Özgener eleştirilere yanıt verdi
Son günlerde yaşanan ve gündem oluşturan konularla ilgili bir basın toplantısı düzenleyen TFF Başkanı Mahmut Özgener eleştirilere yanıt verdi.
Türkiye Futbol Federasyonu Başkanı Mahmut Özgener, son günlerde yaşanan ve futbol kamuoyunda gündem oluşturan konularla ilgili bilgilendirme toplantısı düzenledi. Özgener basın toplantısında Galatasaray-Ankaragücü maçıyla ilgili olarak alınan kararı eleştiren Fenerbahçe'ye cevap verdi.
TFF Başkanı Mahmut Özgener'in yaptığı açıklamalar şöyle:
"Maalesef hakemlerimiz yine istediği saha sonuçlarını elde edemeyen kulüplerimiz için can simidi görevi görmeye başlamış durumda" Bir diğer önemli konu ise, her zaman olduğu gibi son haftalar yaklaştıkça Türk futbolunun gündemine giren Türk futbol hakemliği konusu. Maalesef hakemlerimiz yine istediği saha sonuçlarını elde edemeyen kulüplerimiz için can simidi görevi görmeye başlamış durumda.
Hakemlerimizin saha sonuçları istediği gibi gelişmeyen herkesin ağzında bir kurtuluş unsuru ve başarısızlığın kaçış gerekçesi olmaya başladığını gözlemliyoruz. Bazı yöneticilerimiz ise işi tüm sorumluluklarını, temsil ettiği kulüplerimizin tüm değerlerini bir kenara bırakarak hakemlerimizi yakışıksız söylemlerle tehdit etmeye kadar götürüyor.

Yapılacak İşler
**A.** Özgener haberinde "Türkiye Futbol Federasyonu" ile "görmeye başlamış durumda." arasında kalan bölümü, bu iki ifade de dahil olmak üzere hiçbir değişiklik yapmadan yineleyin.
**B.** Özgener haberinde adı geçen futbol kulüplerinin tamamını sıralayın.

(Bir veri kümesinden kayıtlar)
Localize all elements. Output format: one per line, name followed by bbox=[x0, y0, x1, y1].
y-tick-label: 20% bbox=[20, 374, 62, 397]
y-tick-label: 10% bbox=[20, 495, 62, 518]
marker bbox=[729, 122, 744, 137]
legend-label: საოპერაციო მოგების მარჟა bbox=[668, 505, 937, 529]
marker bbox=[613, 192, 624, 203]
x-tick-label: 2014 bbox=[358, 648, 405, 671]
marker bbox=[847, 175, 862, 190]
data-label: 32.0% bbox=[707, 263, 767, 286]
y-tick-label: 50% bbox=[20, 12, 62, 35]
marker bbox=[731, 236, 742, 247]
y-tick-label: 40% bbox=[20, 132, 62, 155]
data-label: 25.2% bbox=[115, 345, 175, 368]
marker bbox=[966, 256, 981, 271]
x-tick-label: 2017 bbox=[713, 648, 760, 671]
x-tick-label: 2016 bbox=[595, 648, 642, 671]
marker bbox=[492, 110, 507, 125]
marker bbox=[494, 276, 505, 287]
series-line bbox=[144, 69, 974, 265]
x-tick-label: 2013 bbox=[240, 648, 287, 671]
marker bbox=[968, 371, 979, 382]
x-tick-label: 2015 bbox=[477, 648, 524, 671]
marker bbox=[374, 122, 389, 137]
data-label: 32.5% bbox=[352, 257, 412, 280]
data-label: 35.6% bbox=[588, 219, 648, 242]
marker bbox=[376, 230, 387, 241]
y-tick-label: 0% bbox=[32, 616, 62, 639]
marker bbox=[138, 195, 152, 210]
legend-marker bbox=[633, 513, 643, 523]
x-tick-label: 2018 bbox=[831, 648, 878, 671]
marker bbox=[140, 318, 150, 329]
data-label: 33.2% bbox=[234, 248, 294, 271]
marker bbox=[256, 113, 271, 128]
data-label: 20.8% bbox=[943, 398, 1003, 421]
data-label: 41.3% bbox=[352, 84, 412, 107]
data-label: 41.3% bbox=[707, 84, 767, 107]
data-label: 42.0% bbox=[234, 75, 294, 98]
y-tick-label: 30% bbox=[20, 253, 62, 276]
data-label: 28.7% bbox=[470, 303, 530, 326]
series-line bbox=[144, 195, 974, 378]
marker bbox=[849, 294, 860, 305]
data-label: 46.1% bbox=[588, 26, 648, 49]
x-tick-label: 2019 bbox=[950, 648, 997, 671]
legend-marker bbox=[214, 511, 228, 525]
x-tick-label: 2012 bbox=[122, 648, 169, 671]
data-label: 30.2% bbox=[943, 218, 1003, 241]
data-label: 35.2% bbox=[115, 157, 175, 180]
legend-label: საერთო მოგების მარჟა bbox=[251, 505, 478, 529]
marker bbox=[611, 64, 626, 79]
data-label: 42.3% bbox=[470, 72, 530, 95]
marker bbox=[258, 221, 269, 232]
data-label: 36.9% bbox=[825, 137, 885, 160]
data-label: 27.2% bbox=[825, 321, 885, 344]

Yanıtlar
**A.**
Türkiye Futbol Federasyonu Başkanı Mahmut Özgener, son günlerde yaşanan ve futbol kamuoyunda gündem oluşturan konularla ilgili bilgilendirme toplantısı düzenledi. Özgener basın toplantısında Galatasaray-Ankaragücü maçıyla ilgili olarak alınan kararı eleştiren Fenerbahçe'ye cevap verdi.
TFF Başkanı Mahmut Özgener'in yaptığı açıklamalar şöyle:
"Maalesef hakemlerimiz yine istediği saha sonuçlarını elde edemeyen kulüplerimiz için can simidi görevi görmeye başlamış durumda" Bir diğer önemli konu ise, her zaman olduğu gibi son haftalar yaklaştıkça Türk futbolunun gündemine giren Türk futbol hakemliği konusu. Maalesef hakemlerimiz yine istediği saha sonuçlarını elde edemeyen kulüplerimiz için can simidi görevi görmeye başlamış durumda.

**B.** Galatasaray, Ankaragücü, Fenerbahçe